**WHAT THE TASK REQUIRES**
Images must not appear in your copy; reproduce every other part of the records exactly.

**DATASET RECORDS**

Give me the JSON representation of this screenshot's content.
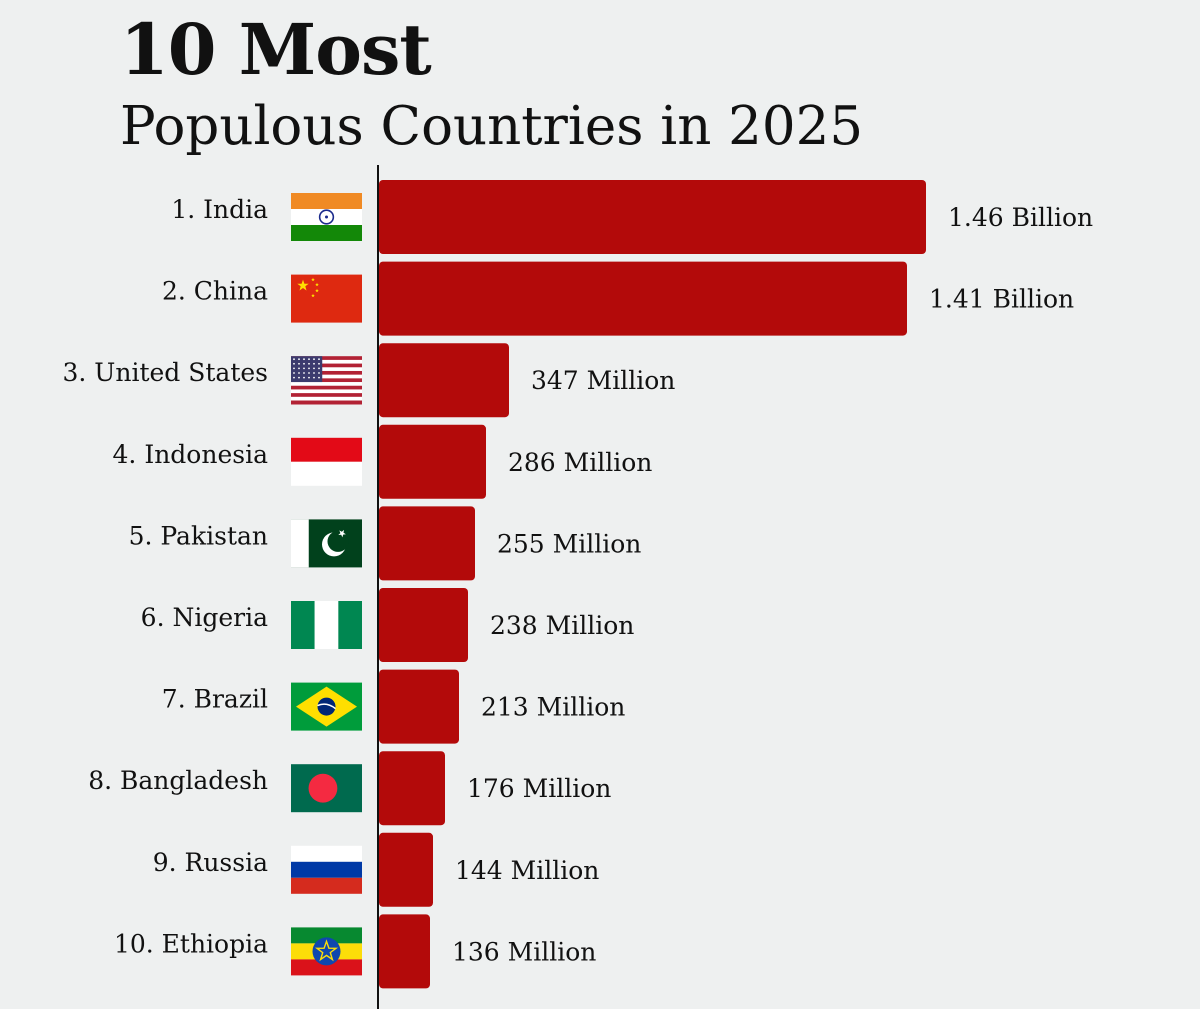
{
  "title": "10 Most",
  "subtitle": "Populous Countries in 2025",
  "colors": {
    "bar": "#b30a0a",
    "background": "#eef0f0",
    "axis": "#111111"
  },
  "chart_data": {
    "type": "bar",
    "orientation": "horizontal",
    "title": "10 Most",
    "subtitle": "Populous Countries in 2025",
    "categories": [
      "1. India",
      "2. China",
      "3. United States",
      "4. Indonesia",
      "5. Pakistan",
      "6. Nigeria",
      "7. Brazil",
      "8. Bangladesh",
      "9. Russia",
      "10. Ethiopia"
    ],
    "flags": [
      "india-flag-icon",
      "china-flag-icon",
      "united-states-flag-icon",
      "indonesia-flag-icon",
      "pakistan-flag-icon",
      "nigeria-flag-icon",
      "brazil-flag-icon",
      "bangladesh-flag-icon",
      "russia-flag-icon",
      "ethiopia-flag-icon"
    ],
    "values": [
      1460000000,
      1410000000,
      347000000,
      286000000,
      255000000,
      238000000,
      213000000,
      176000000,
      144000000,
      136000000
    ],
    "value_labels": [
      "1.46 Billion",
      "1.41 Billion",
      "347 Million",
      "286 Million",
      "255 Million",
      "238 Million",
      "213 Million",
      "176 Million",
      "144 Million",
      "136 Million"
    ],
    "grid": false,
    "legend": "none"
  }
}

**TASK RESPONSE**
Give me the JSON representation of this screenshot's content.
{
  "title": "10 Most",
  "subtitle": "Populous Countries in 2025",
  "colors": {
    "bar": "#b30a0a",
    "background": "#eef0f0",
    "axis": "#111111"
  },
  "chart_data": {
    "type": "bar",
    "orientation": "horizontal",
    "title": "10 Most",
    "subtitle": "Populous Countries in 2025",
    "categories": [
      "1. India",
      "2. China",
      "3. United States",
      "4. Indonesia",
      "5. Pakistan",
      "6. Nigeria",
      "7. Brazil",
      "8. Bangladesh",
      "9. Russia",
      "10. Ethiopia"
    ],
    "flags": [
      "india-flag-icon",
      "china-flag-icon",
      "united-states-flag-icon",
      "indonesia-flag-icon",
      "pakistan-flag-icon",
      "nigeria-flag-icon",
      "brazil-flag-icon",
      "bangladesh-flag-icon",
      "russia-flag-icon",
      "ethiopia-flag-icon"
    ],
    "values": [
      1460000000,
      1410000000,
      347000000,
      286000000,
      255000000,
      238000000,
      213000000,
      176000000,
      144000000,
      136000000
    ],
    "value_labels": [
      "1.46 Billion",
      "1.41 Billion",
      "347 Million",
      "286 Million",
      "255 Million",
      "238 Million",
      "213 Million",
      "176 Million",
      "144 Million",
      "136 Million"
    ],
    "grid": false,
    "legend": "none"
  }
}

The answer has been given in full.